Stored entries
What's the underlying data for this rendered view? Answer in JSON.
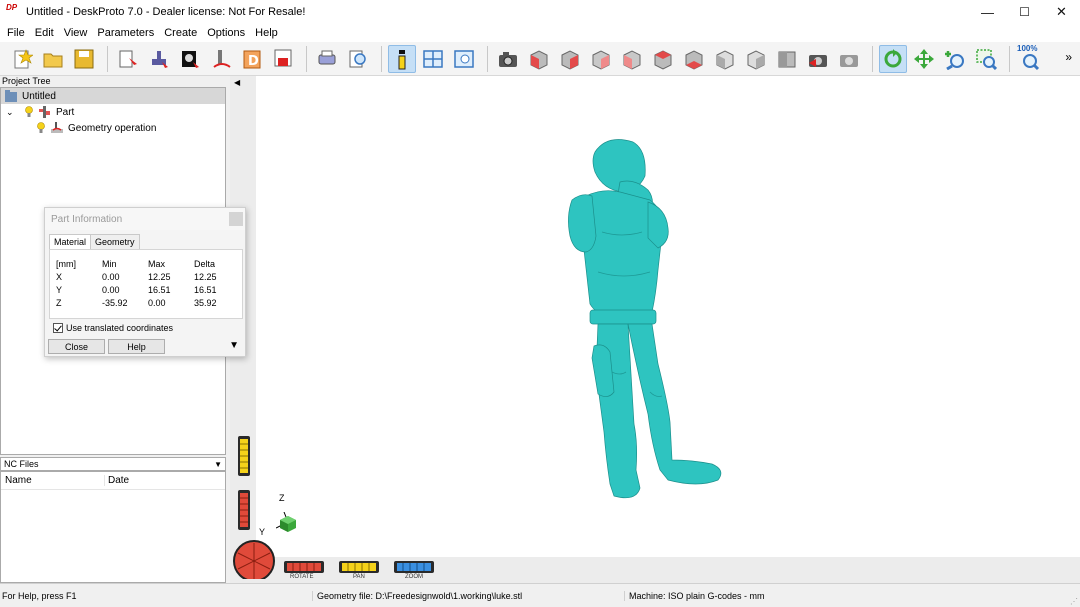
{
  "window": {
    "title": "Untitled - DeskProto 7.0 - Dealer license: Not For Resale!",
    "logo_text": "DP",
    "minimize": "—",
    "maximize": "☐",
    "close": "✕"
  },
  "menu": [
    "File",
    "Edit",
    "View",
    "Parameters",
    "Create",
    "Options",
    "Help"
  ],
  "toolbar": {
    "zoom_label": "100%",
    "overflow": "»"
  },
  "project_tree": {
    "header": "Project Tree",
    "root": "Untitled",
    "part": "Part",
    "operation": "Geometry operation"
  },
  "nc_files": {
    "header": "NC Files",
    "col_name": "Name",
    "col_date": "Date"
  },
  "part_info": {
    "title": "Part Information",
    "tabs": [
      "Material",
      "Geometry"
    ],
    "active_tab": "Material",
    "headers": [
      "[mm]",
      "Min",
      "Max",
      "Delta"
    ],
    "rows": [
      {
        "axis": "X",
        "min": "0.00",
        "max": "12.25",
        "delta": "12.25"
      },
      {
        "axis": "Y",
        "min": "0.00",
        "max": "16.51",
        "delta": "16.51"
      },
      {
        "axis": "Z",
        "min": "-35.92",
        "max": "0.00",
        "delta": "35.92"
      }
    ],
    "checkbox_label": "Use translated coordinates",
    "checkbox_checked": true,
    "close_label": "Close",
    "help_label": "Help"
  },
  "viewport": {
    "axis_z": "Z",
    "axis_y": "Y",
    "rotate_label": "ROTATE",
    "pan_label": "PAN",
    "zoom_label": "ZOOM",
    "model_color": "#2ec4c0"
  },
  "status": {
    "help": "For Help, press F1",
    "geometry": "Geometry file: D:\\Freedesignwold\\1.working\\luke.stl",
    "machine": "Machine: ISO plain G-codes - mm"
  }
}
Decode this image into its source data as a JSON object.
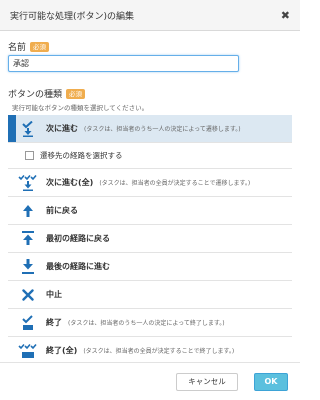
{
  "dialog": {
    "title": "実行可能な処理(ボタン)の編集",
    "close_glyph": "✖"
  },
  "name_field": {
    "label": "名前",
    "required_badge": "必須",
    "value": "承認"
  },
  "button_type": {
    "label": "ボタンの種類",
    "required_badge": "必須",
    "hint": "実行可能なボタンの種類を選択してください。",
    "accent_color": "#1f6fb5",
    "selected_background": "#dce8f2",
    "options": [
      {
        "icon": "check-down-icon",
        "label": "次に進む",
        "description": "(タスクは、担当者のうち一人の決定によって遷移します。)"
      },
      {
        "icon": "checkbox-icon",
        "label": "遷移先の経路を選択する"
      },
      {
        "icon": "multi-check-down-icon",
        "label": "次に進む(全)",
        "description": "(タスクは、担当者の全員が決定することで遷移します。)"
      },
      {
        "icon": "arrow-up-icon",
        "label": "前に戻る"
      },
      {
        "icon": "arrow-to-top-icon",
        "label": "最初の経路に戻る"
      },
      {
        "icon": "arrow-to-bottom-icon",
        "label": "最後の経路に進む"
      },
      {
        "icon": "cross-icon",
        "label": "中止"
      },
      {
        "icon": "check-stop-icon",
        "label": "終了",
        "description": "(タスクは、担当者のうち一人の決定によって終了します。)"
      },
      {
        "icon": "multi-check-stop-icon",
        "label": "終了(全)",
        "description": "(タスクは、担当者の全員が決定することで終了します。)"
      }
    ]
  },
  "footer": {
    "cancel_label": "キャンセル",
    "ok_label": "OK",
    "ok_color": "#5bc0de"
  }
}
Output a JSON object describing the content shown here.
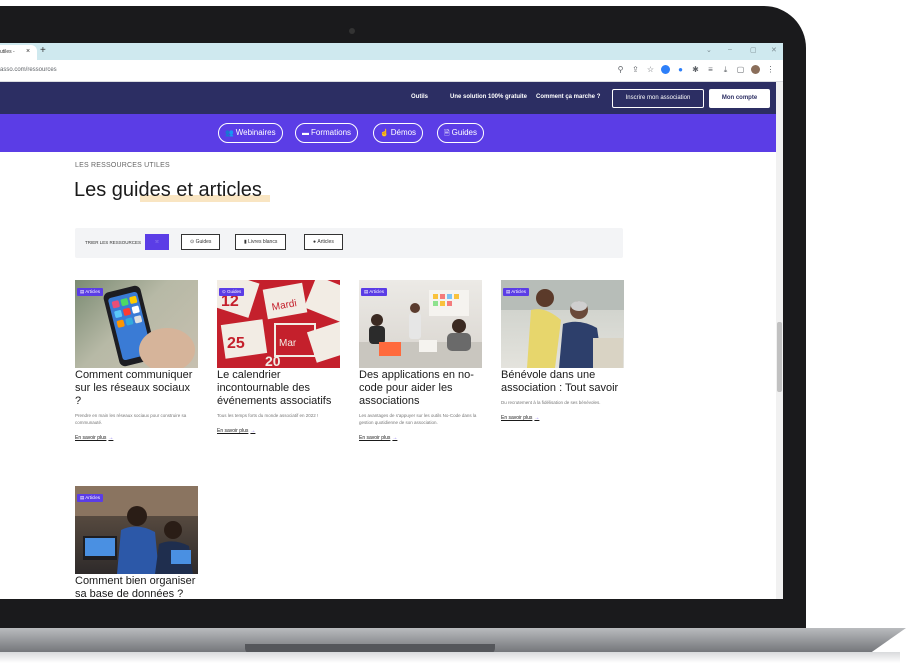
{
  "browser": {
    "tab_title": "utiles -",
    "tab_close": "×",
    "new_tab": "+",
    "url": "asso.com/ressources",
    "window_controls": [
      "⌄",
      "–",
      "▢",
      "✕"
    ]
  },
  "header": {
    "nav": [
      "Outils",
      "Une solution 100% gratuite",
      "Comment ça marche ?"
    ],
    "register_button": "Inscrire mon association",
    "account_button": "Mon compte"
  },
  "subnav": [
    {
      "icon": "👥",
      "label": "Webinaires"
    },
    {
      "icon": "▬",
      "label": "Formations"
    },
    {
      "icon": "☝",
      "label": "Démos"
    },
    {
      "icon": "🗎",
      "label": "Guides"
    }
  ],
  "main": {
    "kicker": "LES RESSOURCES UTILES",
    "title": "Les guides et articles"
  },
  "filters": {
    "label": "TRIER LES RESSOURCES",
    "all_icon": "⁙",
    "buttons": [
      {
        "icon": "⊙",
        "label": "Guides"
      },
      {
        "icon": "▮",
        "label": "Livres blancs"
      },
      {
        "icon": "●",
        "label": "Articles"
      }
    ]
  },
  "cards": [
    {
      "badge": "▤ Articles",
      "title": "Comment communiquer sur les réseaux sociaux ?",
      "desc": "Prendre en main les réseaux sociaux pour construire sa communauté.",
      "link": "En savoir plus",
      "arrow": "→"
    },
    {
      "badge": "⊙ Guides",
      "title": "Le calendrier incontournable des événements associatifs",
      "desc": "Tous les temps forts du monde associatif en 2022 !",
      "link": "En savoir plus",
      "arrow": "→"
    },
    {
      "badge": "▤ Articles",
      "title": "Des applications en no-code pour aider les associations",
      "desc": "Les avantages de s'appuyer sur les outils No-Code dans la gestion quotidienne de son association.",
      "link": "En savoir plus",
      "arrow": "→"
    },
    {
      "badge": "▤ Articles",
      "title": "Bénévole dans une association : Tout savoir",
      "desc": "Du recrutement à la fidélisation de ses bénévoles.",
      "link": "En savoir plus",
      "arrow": "→"
    },
    {
      "badge": "▤ Articles",
      "title": "Comment bien organiser sa base de données ?",
      "desc": "",
      "link": "",
      "arrow": ""
    }
  ],
  "calendar_words": [
    "Mardi",
    "12",
    "25",
    "Mar",
    "20"
  ],
  "colors": {
    "header": "#2c2e63",
    "accent": "#5b3de6",
    "highlight": "#f8dfb3"
  }
}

■ Task prompt: Show, from the material above, each line that includes the string "Comment".

■ Problem solution:
      "Comment ça marche ?"
      "title": "Comment communiquer sur les réseaux sociaux ?",
      "title": "Comment bien organiser sa base de données ?",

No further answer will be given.